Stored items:
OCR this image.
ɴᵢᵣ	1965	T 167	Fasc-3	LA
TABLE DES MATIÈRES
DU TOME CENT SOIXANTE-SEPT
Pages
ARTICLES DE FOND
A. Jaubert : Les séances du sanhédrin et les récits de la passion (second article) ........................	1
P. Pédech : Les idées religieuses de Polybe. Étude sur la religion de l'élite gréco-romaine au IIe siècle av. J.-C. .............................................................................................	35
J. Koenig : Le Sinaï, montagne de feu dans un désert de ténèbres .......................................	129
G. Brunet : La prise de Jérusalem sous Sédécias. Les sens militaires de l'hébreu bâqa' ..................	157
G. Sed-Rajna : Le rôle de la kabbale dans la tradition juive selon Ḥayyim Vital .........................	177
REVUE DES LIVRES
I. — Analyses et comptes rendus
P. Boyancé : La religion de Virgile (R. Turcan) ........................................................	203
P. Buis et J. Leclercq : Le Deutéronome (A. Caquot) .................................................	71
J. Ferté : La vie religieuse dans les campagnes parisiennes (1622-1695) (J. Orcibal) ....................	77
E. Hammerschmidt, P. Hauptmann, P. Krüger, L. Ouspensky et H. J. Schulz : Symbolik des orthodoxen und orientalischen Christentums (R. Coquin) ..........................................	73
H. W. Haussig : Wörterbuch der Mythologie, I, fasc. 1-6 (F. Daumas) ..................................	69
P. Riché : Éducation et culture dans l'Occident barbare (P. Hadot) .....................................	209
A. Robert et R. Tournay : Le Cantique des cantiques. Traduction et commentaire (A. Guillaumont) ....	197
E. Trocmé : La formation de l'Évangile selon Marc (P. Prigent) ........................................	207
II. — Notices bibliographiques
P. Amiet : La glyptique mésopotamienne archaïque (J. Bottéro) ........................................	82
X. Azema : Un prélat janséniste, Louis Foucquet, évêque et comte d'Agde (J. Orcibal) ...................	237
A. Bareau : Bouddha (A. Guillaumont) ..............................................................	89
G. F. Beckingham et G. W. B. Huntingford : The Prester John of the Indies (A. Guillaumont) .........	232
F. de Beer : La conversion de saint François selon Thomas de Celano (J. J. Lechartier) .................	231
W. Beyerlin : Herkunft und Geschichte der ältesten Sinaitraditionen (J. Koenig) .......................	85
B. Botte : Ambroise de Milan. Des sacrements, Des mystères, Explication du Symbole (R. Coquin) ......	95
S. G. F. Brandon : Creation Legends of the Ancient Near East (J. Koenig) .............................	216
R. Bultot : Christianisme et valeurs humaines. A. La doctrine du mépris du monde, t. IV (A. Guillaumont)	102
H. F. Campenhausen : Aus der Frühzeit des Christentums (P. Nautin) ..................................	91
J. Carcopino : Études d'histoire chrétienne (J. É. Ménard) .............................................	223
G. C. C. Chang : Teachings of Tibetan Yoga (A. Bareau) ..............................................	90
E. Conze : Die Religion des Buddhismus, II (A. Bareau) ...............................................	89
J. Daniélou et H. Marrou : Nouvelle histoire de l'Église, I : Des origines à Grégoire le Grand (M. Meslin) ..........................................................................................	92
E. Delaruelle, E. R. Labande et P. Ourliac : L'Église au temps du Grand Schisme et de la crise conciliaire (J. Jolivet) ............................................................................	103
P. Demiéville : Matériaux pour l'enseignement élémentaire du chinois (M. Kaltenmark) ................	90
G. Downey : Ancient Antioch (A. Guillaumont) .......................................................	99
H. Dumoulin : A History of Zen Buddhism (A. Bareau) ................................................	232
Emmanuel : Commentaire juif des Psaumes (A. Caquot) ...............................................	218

**GIVEN INSTRUCTION:** Say how many lines hold the word "Ancient", giving the number and nothing else.

**RESULT:** 2